begin Data supplied

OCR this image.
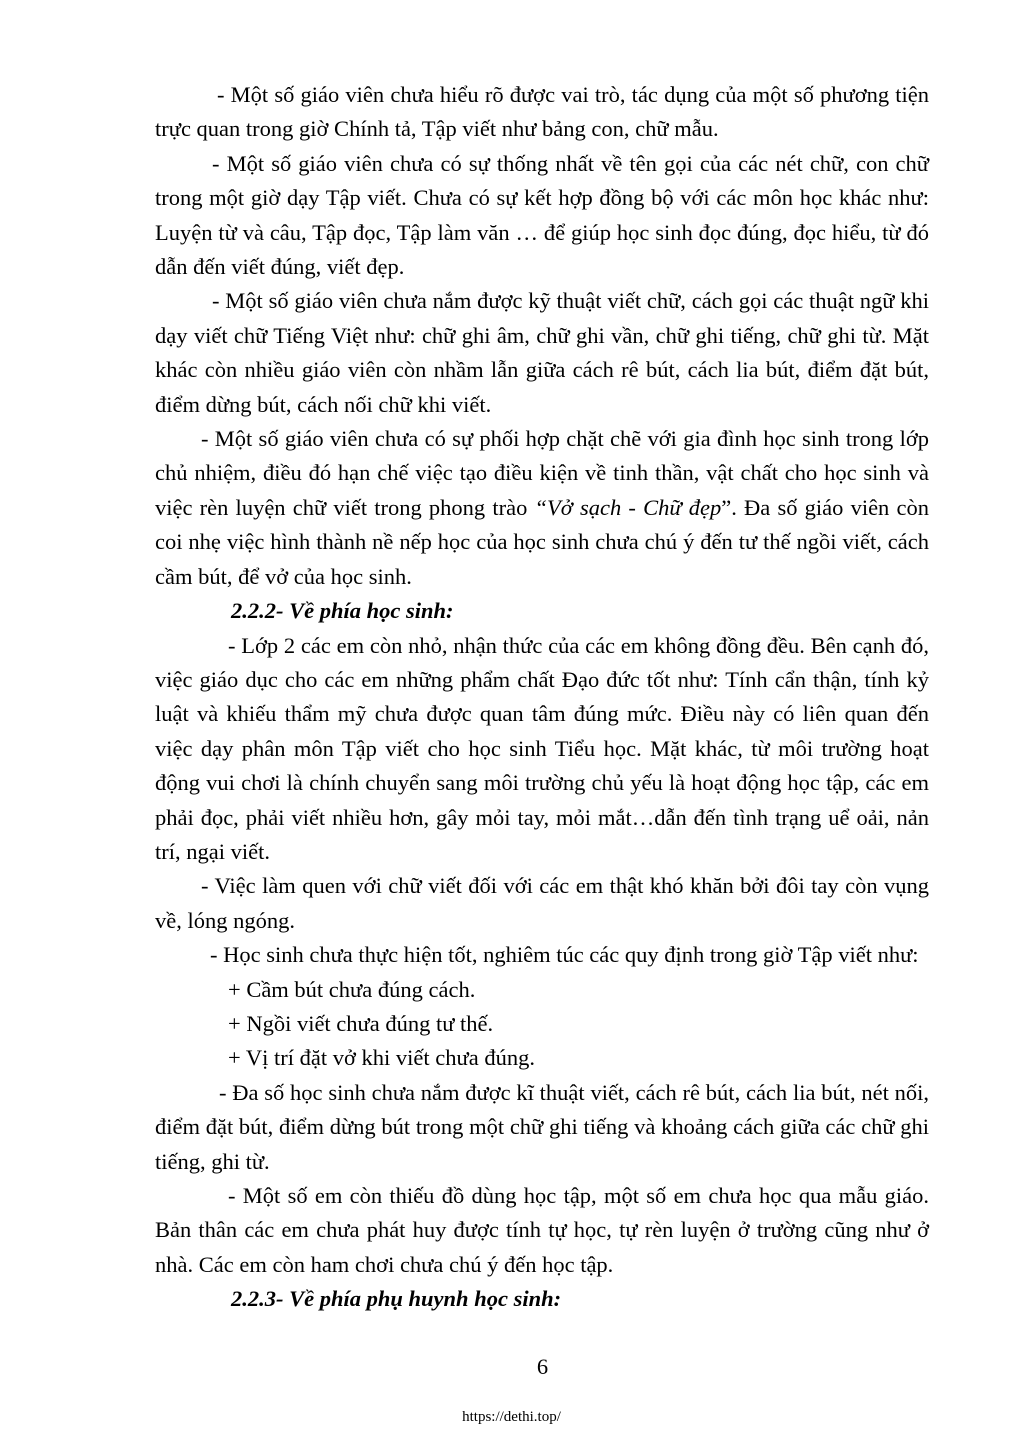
- Một số giáo viên chưa hiểu rõ được vai trò, tác dụng của một số phương tiện trực quan trong giờ Chính tả, Tập viết như bảng con, chữ mẫu.

- Một số giáo viên chưa có sự thống nhất về tên gọi của các nét chữ, con chữ trong một giờ dạy Tập viết. Chưa có sự kết hợp đồng bộ với các môn học khác như: Luyện từ và câu, Tập đọc, Tập làm văn … để giúp học sinh đọc đúng, đọc hiểu, từ đó dẫn đến viết đúng, viết đẹp.

- Một số giáo viên chưa nắm được kỹ thuật viết chữ, cách gọi các thuật ngữ khi dạy viết chữ Tiếng Việt như: chữ ghi âm, chữ ghi vần, chữ ghi tiếng, chữ ghi từ. Mặt khác còn nhiều giáo viên còn nhầm lẫn giữa cách rê bút, cách lia bút, điểm đặt bút, điểm dừng bút, cách nối chữ khi viết.

- Một số giáo viên chưa có sự phối hợp chặt chẽ với gia đình học sinh trong lớp chủ nhiệm, điều đó hạn chế việc tạo điều kiện về tinh thần, vật chất cho học sinh và việc rèn luyện chữ viết trong phong trào “Vở sạch - Chữ đẹp”. Đa số giáo viên còn coi nhẹ việc hình thành nề nếp học của học sinh chưa chú ý đến tư thế ngồi viết, cách cầm bút, để vở của học sinh.

2.2.2- Về phía học sinh:

- Lớp 2 các em còn nhỏ, nhận thức của các em không đồng đều. Bên cạnh đó, việc giáo dục cho các em những phẩm chất Đạo đức tốt như: Tính cẩn thận, tính kỷ luật và khiếu thẩm mỹ chưa được quan tâm đúng mức. Điều này có liên quan đến việc dạy phân môn Tập viết cho học sinh Tiểu học. Mặt khác, từ môi trường hoạt động vui chơi là chính chuyển sang môi trường chủ yếu là hoạt động học tập, các em phải đọc, phải viết nhiều hơn, gây mỏi tay, mỏi mắt…dẫn đến tình trạng uể oải, nản trí, ngại viết.

- Việc làm quen với chữ viết đối với các em thật khó khăn bởi đôi tay còn vụng về, lóng ngóng.

- Học sinh chưa thực hiện tốt, nghiêm túc các quy định trong giờ Tập viết như:

+ Cầm bút chưa đúng cách.

+ Ngồi viết chưa đúng tư thế.

+ Vị trí đặt vở khi viết chưa đúng.

- Đa số học sinh chưa nắm được kĩ thuật viết, cách rê bút, cách lia bút, nét nối, điểm đặt bút, điểm dừng bút trong một chữ ghi tiếng và khoảng cách giữa các chữ ghi tiếng, ghi từ.

- Một số em còn thiếu đồ dùng học tập, một số em chưa học qua mẫu giáo. Bản thân các em chưa phát huy được tính tự học, tự rèn luyện ở trường cũng như ở nhà. Các em còn ham chơi chưa chú ý đến học tập.

2.2.3- Về phía phụ huynh học sinh:

6
https://dethi.top/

end Data supplied

Out of the preceding entries, pull every line containing the string "khác".

Answer:
- Một số giáo viên chưa có sự thống nhất về tên gọi của các nét chữ, con chữ trong một giờ dạy Tập viết. Chưa có sự kết hợp đồng bộ với các môn học khác như: Luyện từ và câu, Tập đọc, Tập làm văn … để giúp học sinh đọc đúng, đọc hiểu, từ đó dẫn đến viết đúng, viết đẹp.
- Một số giáo viên chưa nắm được kỹ thuật viết chữ, cách gọi các thuật ngữ khi dạy viết chữ Tiếng Việt như: chữ ghi âm, chữ ghi vần, chữ ghi tiếng, chữ ghi từ. Mặt khác còn nhiều giáo viên còn nhầm lẫn giữa cách rê bút, cách lia bút, điểm đặt bút, điểm dừng bút, cách nối chữ khi viết.
- Lớp 2 các em còn nhỏ, nhận thức của các em không đồng đều. Bên cạnh đó, việc giáo dục cho các em những phẩm chất Đạo đức tốt như: Tính cẩn thận, tính kỷ luật và khiếu thẩm mỹ chưa được quan tâm đúng mức. Điều này có liên quan đến việc dạy phân môn Tập viết cho học sinh Tiểu học. Mặt khác, từ môi trường hoạt động vui chơi là chính chuyển sang môi trường chủ yếu là hoạt động học tập, các em phải đọc, phải viết nhiều hơn, gây mỏi tay, mỏi mắt…dẫn đến tình trạng uể oải, nản trí, ngại viết.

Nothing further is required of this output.